Written request - Transcribe the listing exactly, leaving out every picture.

Record excerpts -
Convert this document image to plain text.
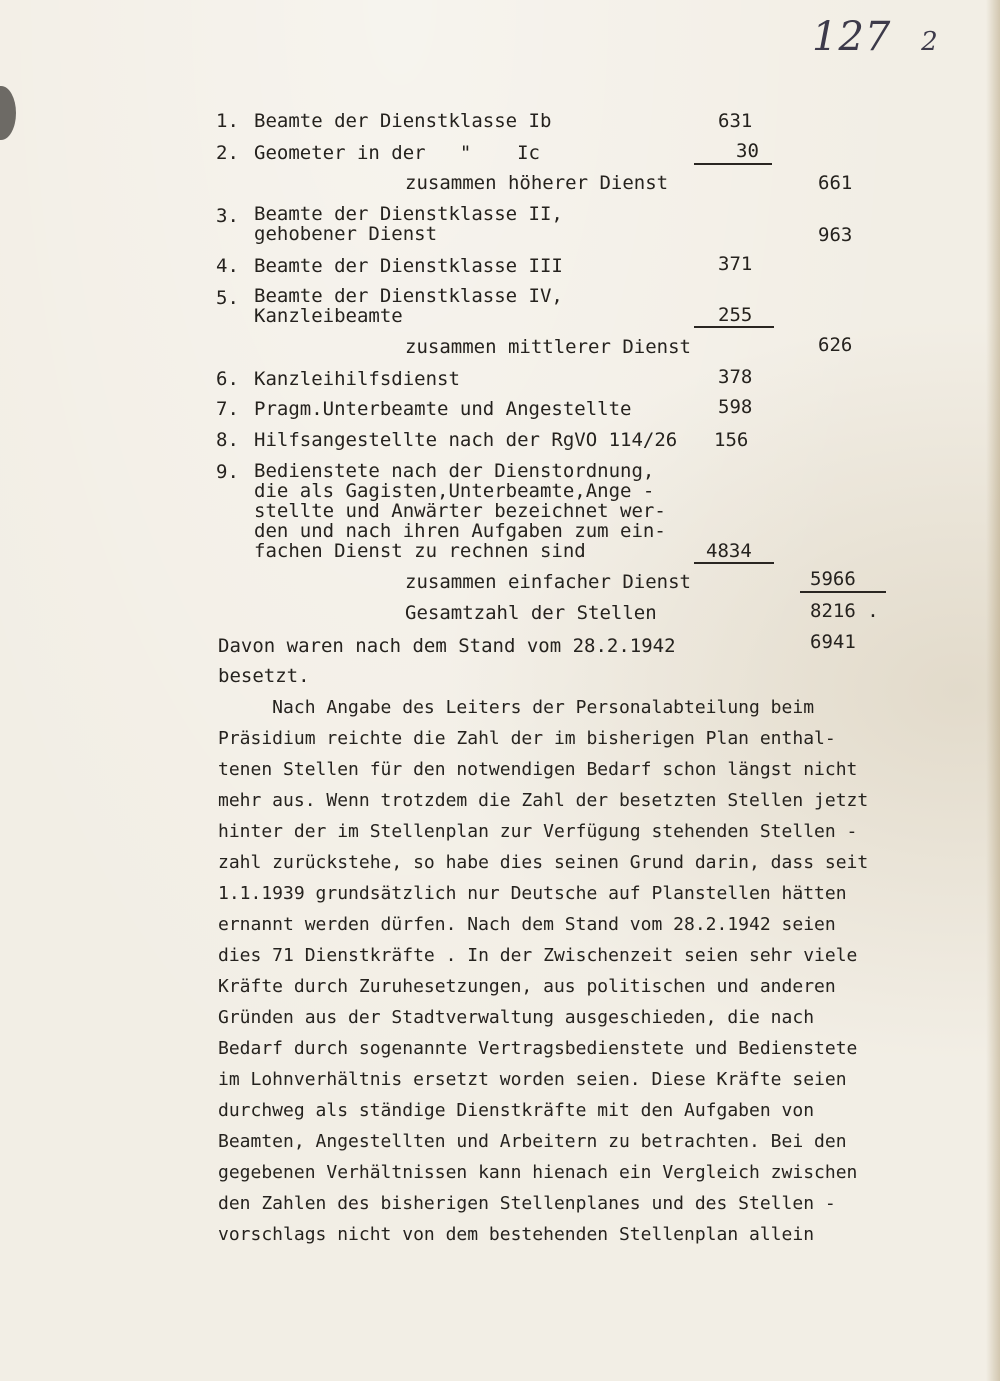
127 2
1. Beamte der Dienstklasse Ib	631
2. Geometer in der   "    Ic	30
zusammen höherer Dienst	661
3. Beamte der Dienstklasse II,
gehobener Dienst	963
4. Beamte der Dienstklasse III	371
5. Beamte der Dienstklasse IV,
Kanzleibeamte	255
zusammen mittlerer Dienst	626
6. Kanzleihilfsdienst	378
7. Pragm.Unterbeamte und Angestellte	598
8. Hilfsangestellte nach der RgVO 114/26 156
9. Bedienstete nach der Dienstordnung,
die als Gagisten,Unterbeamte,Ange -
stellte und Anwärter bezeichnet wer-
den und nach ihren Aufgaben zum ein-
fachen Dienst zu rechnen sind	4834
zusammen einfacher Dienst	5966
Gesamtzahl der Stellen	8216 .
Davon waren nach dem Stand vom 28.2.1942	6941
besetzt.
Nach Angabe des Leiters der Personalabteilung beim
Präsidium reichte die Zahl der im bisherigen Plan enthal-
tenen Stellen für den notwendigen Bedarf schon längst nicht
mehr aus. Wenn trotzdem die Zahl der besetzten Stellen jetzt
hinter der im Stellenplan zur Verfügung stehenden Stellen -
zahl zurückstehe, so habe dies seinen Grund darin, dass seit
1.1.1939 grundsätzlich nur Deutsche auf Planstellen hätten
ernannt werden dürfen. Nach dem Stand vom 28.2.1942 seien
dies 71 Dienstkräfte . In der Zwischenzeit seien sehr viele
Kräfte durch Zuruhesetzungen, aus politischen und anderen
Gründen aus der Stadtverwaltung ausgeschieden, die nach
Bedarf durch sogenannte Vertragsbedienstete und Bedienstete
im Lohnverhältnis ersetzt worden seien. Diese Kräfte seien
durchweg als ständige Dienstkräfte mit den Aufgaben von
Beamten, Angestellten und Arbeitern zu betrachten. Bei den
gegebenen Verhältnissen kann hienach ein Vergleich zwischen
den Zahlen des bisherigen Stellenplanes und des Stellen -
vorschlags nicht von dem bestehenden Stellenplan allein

Full solution -
Convert this document image to plain text.
127 2
1. Beamte der Dienstklasse Ib	631
2. Geometer in der   "    Ic	30
zusammen höherer Dienst	661
3. Beamte der Dienstklasse II,
gehobener Dienst	963
4. Beamte der Dienstklasse III	371
5. Beamte der Dienstklasse IV,
Kanzleibeamte	255
zusammen mittlerer Dienst	626
6. Kanzleihilfsdienst	378
7. Pragm.Unterbeamte und Angestellte	598
8. Hilfsangestellte nach der RgVO 114/26 156
9. Bedienstete nach der Dienstordnung,
die als Gagisten,Unterbeamte,Ange -
stellte und Anwärter bezeichnet wer-
den und nach ihren Aufgaben zum ein-
fachen Dienst zu rechnen sind	4834
zusammen einfacher Dienst	5966
Gesamtzahl der Stellen	8216 .
Davon waren nach dem Stand vom 28.2.1942	6941
besetzt.
Nach Angabe des Leiters der Personalabteilung beim
Präsidium reichte die Zahl der im bisherigen Plan enthal-
tenen Stellen für den notwendigen Bedarf schon längst nicht
mehr aus. Wenn trotzdem die Zahl der besetzten Stellen jetzt
hinter der im Stellenplan zur Verfügung stehenden Stellen -
zahl zurückstehe, so habe dies seinen Grund darin, dass seit
1.1.1939 grundsätzlich nur Deutsche auf Planstellen hätten
ernannt werden dürfen. Nach dem Stand vom 28.2.1942 seien
dies 71 Dienstkräfte . In der Zwischenzeit seien sehr viele
Kräfte durch Zuruhesetzungen, aus politischen und anderen
Gründen aus der Stadtverwaltung ausgeschieden, die nach
Bedarf durch sogenannte Vertragsbedienstete und Bedienstete
im Lohnverhältnis ersetzt worden seien. Diese Kräfte seien
durchweg als ständige Dienstkräfte mit den Aufgaben von
Beamten, Angestellten und Arbeitern zu betrachten. Bei den
gegebenen Verhältnissen kann hienach ein Vergleich zwischen
den Zahlen des bisherigen Stellenplanes und des Stellen -
vorschlags nicht von dem bestehenden Stellenplan allein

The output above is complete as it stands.